Listed entries -
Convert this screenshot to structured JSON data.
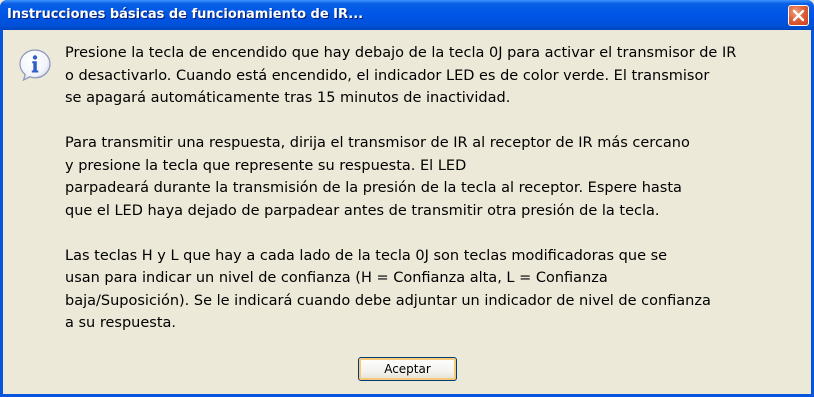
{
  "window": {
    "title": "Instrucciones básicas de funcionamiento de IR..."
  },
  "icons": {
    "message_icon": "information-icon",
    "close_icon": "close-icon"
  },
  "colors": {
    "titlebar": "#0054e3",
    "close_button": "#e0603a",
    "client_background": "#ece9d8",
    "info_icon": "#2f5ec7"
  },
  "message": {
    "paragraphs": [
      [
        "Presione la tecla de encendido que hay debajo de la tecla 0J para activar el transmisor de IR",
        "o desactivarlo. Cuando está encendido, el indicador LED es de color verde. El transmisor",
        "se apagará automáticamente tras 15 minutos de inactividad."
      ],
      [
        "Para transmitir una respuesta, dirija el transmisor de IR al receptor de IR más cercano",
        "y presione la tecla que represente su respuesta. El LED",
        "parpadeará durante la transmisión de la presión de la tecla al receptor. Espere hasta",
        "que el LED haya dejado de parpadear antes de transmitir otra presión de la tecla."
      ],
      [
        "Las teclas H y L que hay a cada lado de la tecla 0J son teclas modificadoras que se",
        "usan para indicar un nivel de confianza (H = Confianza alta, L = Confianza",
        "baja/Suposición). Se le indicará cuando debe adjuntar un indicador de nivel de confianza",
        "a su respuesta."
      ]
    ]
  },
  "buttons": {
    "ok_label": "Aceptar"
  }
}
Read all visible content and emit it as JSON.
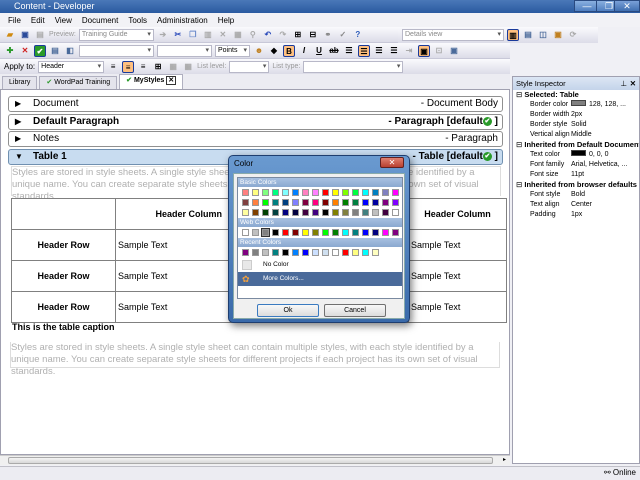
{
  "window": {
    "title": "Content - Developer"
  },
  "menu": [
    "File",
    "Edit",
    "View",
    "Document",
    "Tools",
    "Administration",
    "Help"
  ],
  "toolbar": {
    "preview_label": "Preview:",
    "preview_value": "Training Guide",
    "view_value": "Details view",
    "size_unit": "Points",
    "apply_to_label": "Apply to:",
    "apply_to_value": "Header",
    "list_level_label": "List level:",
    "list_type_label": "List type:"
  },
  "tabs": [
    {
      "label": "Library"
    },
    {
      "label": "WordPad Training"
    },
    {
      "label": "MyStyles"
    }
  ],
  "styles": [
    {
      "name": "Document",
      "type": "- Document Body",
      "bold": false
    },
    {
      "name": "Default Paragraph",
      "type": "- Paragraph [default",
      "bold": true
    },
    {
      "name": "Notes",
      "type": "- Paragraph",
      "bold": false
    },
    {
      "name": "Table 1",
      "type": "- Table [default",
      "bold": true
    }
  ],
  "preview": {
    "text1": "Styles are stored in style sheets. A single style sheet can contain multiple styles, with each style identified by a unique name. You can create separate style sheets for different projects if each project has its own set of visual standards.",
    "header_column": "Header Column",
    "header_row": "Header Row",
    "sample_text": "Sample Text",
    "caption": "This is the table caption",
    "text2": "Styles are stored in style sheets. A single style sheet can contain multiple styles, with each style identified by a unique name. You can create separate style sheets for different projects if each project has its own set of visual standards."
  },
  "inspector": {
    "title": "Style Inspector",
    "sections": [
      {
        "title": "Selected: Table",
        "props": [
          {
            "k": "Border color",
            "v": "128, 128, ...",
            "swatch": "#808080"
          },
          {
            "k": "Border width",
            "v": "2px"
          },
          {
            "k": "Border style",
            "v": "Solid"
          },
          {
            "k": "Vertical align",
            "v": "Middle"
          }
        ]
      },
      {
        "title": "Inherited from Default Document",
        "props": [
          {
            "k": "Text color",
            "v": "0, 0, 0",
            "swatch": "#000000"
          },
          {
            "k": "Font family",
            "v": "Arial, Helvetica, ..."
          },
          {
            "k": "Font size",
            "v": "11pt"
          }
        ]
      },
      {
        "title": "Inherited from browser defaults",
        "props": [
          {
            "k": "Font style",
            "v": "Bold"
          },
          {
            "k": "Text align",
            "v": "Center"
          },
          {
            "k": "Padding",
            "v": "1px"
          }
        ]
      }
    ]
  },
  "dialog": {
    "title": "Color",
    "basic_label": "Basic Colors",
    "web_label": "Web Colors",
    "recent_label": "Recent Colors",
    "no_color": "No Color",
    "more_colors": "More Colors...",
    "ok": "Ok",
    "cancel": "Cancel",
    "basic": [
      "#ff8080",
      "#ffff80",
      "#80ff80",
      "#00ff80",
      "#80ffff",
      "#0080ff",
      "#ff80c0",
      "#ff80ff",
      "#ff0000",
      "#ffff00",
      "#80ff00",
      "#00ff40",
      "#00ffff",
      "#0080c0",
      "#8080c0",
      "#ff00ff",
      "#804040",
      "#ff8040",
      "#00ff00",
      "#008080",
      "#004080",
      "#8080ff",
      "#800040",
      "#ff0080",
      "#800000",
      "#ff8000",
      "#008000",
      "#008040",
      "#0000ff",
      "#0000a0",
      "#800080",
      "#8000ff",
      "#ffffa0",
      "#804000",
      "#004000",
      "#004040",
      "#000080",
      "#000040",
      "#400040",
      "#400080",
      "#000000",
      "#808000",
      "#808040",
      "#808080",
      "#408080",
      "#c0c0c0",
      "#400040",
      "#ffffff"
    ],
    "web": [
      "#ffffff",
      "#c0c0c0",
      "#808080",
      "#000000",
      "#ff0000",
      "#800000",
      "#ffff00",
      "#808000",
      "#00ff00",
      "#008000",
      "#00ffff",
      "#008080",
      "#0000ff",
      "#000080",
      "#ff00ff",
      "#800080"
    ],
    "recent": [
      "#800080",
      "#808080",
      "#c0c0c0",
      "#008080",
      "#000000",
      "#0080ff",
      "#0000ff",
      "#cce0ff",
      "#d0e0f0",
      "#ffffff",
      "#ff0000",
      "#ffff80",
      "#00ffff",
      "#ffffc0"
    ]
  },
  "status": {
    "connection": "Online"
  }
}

Given problem -
Make an exact copy of all entries above, dropping the images.

The completed task -
Convert this screenshot to structured JSON data.
{
  "window": {
    "title": "Instrucciones básicas de funcionamiento de IR..."
  },
  "icons": {
    "message_icon": "information-icon",
    "close_icon": "close-icon"
  },
  "colors": {
    "titlebar": "#0054e3",
    "close_button": "#e0603a",
    "client_background": "#ece9d8",
    "info_icon": "#2f5ec7"
  },
  "message": {
    "paragraphs": [
      [
        "Presione la tecla de encendido que hay debajo de la tecla 0J para activar el transmisor de IR",
        "o desactivarlo. Cuando está encendido, el indicador LED es de color verde. El transmisor",
        "se apagará automáticamente tras 15 minutos de inactividad."
      ],
      [
        "Para transmitir una respuesta, dirija el transmisor de IR al receptor de IR más cercano",
        "y presione la tecla que represente su respuesta. El LED",
        "parpadeará durante la transmisión de la presión de la tecla al receptor. Espere hasta",
        "que el LED haya dejado de parpadear antes de transmitir otra presión de la tecla."
      ],
      [
        "Las teclas H y L que hay a cada lado de la tecla 0J son teclas modificadoras que se",
        "usan para indicar un nivel de confianza (H = Confianza alta, L = Confianza",
        "baja/Suposición). Se le indicará cuando debe adjuntar un indicador de nivel de confianza",
        "a su respuesta."
      ]
    ]
  },
  "buttons": {
    "ok_label": "Aceptar"
  }
}
Read all visible content and emit it as JSON.
{
  "window": {
    "title": "Content - Developer"
  },
  "menu": [
    "File",
    "Edit",
    "View",
    "Document",
    "Tools",
    "Administration",
    "Help"
  ],
  "toolbar": {
    "preview_label": "Preview:",
    "preview_value": "Training Guide",
    "view_value": "Details view",
    "size_unit": "Points",
    "apply_to_label": "Apply to:",
    "apply_to_value": "Header",
    "list_level_label": "List level:",
    "list_type_label": "List type:"
  },
  "tabs": [
    {
      "label": "Library"
    },
    {
      "label": "WordPad Training"
    },
    {
      "label": "MyStyles"
    }
  ],
  "styles": [
    {
      "name": "Document",
      "type": "- Document Body",
      "bold": false
    },
    {
      "name": "Default Paragraph",
      "type": "- Paragraph [default",
      "bold": true
    },
    {
      "name": "Notes",
      "type": "- Paragraph",
      "bold": false
    },
    {
      "name": "Table 1",
      "type": "- Table [default",
      "bold": true
    }
  ],
  "preview": {
    "text1": "Styles are stored in style sheets. A single style sheet can contain multiple styles, with each style identified by a unique name. You can create separate style sheets for different projects if each project has its own set of visual standards.",
    "header_column": "Header Column",
    "header_row": "Header Row",
    "sample_text": "Sample Text",
    "caption": "This is the table caption",
    "text2": "Styles are stored in style sheets. A single style sheet can contain multiple styles, with each style identified by a unique name. You can create separate style sheets for different projects if each project has its own set of visual standards."
  },
  "inspector": {
    "title": "Style Inspector",
    "sections": [
      {
        "title": "Selected: Table",
        "props": [
          {
            "k": "Border color",
            "v": "128, 128, ...",
            "swatch": "#808080"
          },
          {
            "k": "Border width",
            "v": "2px"
          },
          {
            "k": "Border style",
            "v": "Solid"
          },
          {
            "k": "Vertical align",
            "v": "Middle"
          }
        ]
      },
      {
        "title": "Inherited from Default Document",
        "props": [
          {
            "k": "Text color",
            "v": "0, 0, 0",
            "swatch": "#000000"
          },
          {
            "k": "Font family",
            "v": "Arial, Helvetica, ..."
          },
          {
            "k": "Font size",
            "v": "11pt"
          }
        ]
      },
      {
        "title": "Inherited from browser defaults",
        "props": [
          {
            "k": "Font style",
            "v": "Bold"
          },
          {
            "k": "Text align",
            "v": "Center"
          },
          {
            "k": "Padding",
            "v": "1px"
          }
        ]
      }
    ]
  },
  "dialog": {
    "title": "Color",
    "basic_label": "Basic Colors",
    "web_label": "Web Colors",
    "recent_label": "Recent Colors",
    "no_color": "No Color",
    "more_colors": "More Colors...",
    "ok": "Ok",
    "cancel": "Cancel",
    "basic": [
      "#ff8080",
      "#ffff80",
      "#80ff80",
      "#00ff80",
      "#80ffff",
      "#0080ff",
      "#ff80c0",
      "#ff80ff",
      "#ff0000",
      "#ffff00",
      "#80ff00",
      "#00ff40",
      "#00ffff",
      "#0080c0",
      "#8080c0",
      "#ff00ff",
      "#804040",
      "#ff8040",
      "#00ff00",
      "#008080",
      "#004080",
      "#8080ff",
      "#800040",
      "#ff0080",
      "#800000",
      "#ff8000",
      "#008000",
      "#008040",
      "#0000ff",
      "#0000a0",
      "#800080",
      "#8000ff",
      "#ffffa0",
      "#804000",
      "#004000",
      "#004040",
      "#000080",
      "#000040",
      "#400040",
      "#400080",
      "#000000",
      "#808000",
      "#808040",
      "#808080",
      "#408080",
      "#c0c0c0",
      "#400040",
      "#ffffff"
    ],
    "web": [
      "#ffffff",
      "#c0c0c0",
      "#808080",
      "#000000",
      "#ff0000",
      "#800000",
      "#ffff00",
      "#808000",
      "#00ff00",
      "#008000",
      "#00ffff",
      "#008080",
      "#0000ff",
      "#000080",
      "#ff00ff",
      "#800080"
    ],
    "recent": [
      "#800080",
      "#808080",
      "#c0c0c0",
      "#008080",
      "#000000",
      "#0080ff",
      "#0000ff",
      "#cce0ff",
      "#d0e0f0",
      "#ffffff",
      "#ff0000",
      "#ffff80",
      "#00ffff",
      "#ffffc0"
    ]
  },
  "status": {
    "connection": "Online"
  }
}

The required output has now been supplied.